Locate each line in the records containing "JSON". Copy it.
____________________
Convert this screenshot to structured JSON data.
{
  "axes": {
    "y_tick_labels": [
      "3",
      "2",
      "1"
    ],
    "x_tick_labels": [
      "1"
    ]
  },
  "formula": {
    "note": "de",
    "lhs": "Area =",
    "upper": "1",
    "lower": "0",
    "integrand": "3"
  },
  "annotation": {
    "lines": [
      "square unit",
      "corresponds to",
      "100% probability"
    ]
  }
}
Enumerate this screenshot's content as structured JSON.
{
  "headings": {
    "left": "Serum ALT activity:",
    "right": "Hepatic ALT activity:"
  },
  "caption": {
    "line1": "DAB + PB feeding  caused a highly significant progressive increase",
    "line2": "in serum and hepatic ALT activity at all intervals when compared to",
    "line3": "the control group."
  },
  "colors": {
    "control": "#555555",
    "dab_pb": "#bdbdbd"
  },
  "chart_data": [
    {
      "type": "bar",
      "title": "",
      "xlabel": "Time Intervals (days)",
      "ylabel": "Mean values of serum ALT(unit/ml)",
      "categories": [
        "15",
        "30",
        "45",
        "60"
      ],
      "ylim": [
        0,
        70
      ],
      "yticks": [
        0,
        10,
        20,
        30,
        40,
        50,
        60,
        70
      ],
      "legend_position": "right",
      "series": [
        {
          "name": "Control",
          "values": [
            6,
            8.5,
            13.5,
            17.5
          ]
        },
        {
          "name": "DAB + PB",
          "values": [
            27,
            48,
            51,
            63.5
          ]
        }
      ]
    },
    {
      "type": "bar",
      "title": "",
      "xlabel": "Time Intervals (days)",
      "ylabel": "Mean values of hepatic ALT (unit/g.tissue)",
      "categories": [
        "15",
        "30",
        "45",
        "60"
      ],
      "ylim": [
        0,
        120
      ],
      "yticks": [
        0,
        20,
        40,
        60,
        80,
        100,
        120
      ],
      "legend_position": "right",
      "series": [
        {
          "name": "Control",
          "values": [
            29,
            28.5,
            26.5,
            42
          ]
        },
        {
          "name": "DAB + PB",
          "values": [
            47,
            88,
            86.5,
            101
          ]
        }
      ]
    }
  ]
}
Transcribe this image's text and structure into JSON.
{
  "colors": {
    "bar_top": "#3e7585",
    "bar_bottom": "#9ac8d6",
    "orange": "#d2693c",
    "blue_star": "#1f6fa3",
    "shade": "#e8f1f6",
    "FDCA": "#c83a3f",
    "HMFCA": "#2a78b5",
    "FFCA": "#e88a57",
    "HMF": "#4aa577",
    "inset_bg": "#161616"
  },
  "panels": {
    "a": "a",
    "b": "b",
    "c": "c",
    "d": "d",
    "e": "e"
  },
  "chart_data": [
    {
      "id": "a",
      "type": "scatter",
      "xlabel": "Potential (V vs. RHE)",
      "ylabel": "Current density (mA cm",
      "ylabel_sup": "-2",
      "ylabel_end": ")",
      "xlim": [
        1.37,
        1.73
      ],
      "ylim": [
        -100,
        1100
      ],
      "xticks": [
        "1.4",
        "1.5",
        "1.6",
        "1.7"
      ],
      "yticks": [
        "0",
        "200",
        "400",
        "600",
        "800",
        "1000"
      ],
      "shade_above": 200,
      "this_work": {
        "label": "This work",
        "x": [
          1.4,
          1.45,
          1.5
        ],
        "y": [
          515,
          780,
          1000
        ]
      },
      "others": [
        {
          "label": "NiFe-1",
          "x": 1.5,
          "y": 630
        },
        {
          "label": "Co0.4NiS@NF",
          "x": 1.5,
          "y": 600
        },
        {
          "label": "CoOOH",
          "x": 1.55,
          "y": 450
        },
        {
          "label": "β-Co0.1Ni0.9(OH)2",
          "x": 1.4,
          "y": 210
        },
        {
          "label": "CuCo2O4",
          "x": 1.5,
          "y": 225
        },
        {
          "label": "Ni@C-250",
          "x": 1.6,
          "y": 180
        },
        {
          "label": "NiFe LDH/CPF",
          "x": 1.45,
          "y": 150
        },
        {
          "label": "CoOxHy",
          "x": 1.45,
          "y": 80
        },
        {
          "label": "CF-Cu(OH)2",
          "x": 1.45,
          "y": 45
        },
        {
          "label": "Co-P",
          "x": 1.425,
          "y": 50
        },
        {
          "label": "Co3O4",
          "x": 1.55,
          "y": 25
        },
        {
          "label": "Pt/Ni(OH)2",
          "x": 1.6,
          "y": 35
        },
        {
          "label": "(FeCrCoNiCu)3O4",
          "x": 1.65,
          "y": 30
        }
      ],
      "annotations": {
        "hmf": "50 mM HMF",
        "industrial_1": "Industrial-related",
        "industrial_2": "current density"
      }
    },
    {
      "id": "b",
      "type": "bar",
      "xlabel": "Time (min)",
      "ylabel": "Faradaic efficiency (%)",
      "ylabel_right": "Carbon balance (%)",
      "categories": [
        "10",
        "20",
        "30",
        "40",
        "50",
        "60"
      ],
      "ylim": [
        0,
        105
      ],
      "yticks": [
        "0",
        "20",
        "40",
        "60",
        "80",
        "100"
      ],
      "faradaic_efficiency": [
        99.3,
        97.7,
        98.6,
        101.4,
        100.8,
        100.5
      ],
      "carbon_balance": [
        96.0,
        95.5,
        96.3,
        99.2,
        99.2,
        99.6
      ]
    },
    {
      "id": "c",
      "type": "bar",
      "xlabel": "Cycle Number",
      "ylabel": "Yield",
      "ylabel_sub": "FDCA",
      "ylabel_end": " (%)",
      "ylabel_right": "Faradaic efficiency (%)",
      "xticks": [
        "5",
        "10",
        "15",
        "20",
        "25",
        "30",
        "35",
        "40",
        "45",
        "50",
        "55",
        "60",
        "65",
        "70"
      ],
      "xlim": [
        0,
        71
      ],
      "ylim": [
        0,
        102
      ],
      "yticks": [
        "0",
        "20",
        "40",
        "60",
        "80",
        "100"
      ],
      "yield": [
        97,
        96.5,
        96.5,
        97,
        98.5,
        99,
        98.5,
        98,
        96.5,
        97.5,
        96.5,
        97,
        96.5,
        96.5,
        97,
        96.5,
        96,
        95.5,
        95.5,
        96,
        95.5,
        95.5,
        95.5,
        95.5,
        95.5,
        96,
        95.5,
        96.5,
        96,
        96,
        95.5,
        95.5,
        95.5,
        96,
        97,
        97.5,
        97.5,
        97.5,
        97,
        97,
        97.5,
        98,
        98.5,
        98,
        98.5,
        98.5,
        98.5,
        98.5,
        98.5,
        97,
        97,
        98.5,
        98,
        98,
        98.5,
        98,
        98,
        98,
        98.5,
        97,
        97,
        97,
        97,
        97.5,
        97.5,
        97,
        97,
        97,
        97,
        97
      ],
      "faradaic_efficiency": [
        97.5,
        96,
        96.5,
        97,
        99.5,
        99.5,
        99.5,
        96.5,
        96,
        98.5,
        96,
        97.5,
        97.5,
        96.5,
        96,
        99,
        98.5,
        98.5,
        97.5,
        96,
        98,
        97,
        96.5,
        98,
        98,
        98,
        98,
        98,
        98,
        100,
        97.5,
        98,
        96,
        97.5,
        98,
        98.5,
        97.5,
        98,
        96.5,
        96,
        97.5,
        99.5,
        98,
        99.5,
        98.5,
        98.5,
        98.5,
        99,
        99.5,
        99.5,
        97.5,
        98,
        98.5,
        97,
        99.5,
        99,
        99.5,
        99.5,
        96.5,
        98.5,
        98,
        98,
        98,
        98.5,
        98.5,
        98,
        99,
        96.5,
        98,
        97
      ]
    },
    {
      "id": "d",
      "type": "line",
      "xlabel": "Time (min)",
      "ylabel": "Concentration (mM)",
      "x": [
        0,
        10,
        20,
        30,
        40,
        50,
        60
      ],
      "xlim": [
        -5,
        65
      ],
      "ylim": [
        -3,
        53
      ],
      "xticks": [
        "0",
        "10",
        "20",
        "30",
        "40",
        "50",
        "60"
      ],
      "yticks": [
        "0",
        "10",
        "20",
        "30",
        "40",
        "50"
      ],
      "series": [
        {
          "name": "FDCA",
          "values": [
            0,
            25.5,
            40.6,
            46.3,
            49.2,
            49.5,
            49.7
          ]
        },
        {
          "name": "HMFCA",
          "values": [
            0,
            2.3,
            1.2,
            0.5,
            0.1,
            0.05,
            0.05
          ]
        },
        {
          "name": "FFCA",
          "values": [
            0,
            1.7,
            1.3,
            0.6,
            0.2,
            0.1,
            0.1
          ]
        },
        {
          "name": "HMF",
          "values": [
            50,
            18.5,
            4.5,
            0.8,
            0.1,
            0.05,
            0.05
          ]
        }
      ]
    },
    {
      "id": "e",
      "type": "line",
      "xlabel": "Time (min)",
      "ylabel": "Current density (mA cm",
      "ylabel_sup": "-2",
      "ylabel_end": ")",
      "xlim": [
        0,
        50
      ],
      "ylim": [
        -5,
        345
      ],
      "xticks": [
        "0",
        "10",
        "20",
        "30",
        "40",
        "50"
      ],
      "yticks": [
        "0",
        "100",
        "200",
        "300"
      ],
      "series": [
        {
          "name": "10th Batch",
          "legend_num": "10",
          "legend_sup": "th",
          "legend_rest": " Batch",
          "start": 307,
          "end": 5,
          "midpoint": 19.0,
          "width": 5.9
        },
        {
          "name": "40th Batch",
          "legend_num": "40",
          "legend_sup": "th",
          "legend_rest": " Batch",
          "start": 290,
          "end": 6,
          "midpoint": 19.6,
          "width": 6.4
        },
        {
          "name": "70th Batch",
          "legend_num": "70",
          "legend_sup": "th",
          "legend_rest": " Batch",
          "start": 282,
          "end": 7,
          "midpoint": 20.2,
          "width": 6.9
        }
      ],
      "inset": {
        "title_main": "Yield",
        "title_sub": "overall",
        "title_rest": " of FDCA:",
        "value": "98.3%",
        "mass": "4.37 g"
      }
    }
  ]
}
____________________
» **Finished exercise**:
Convert this screenshot to structured JSON data.
Enumerate this screenshot's content as structured JSON.
Transcribe this image's text and structure into JSON.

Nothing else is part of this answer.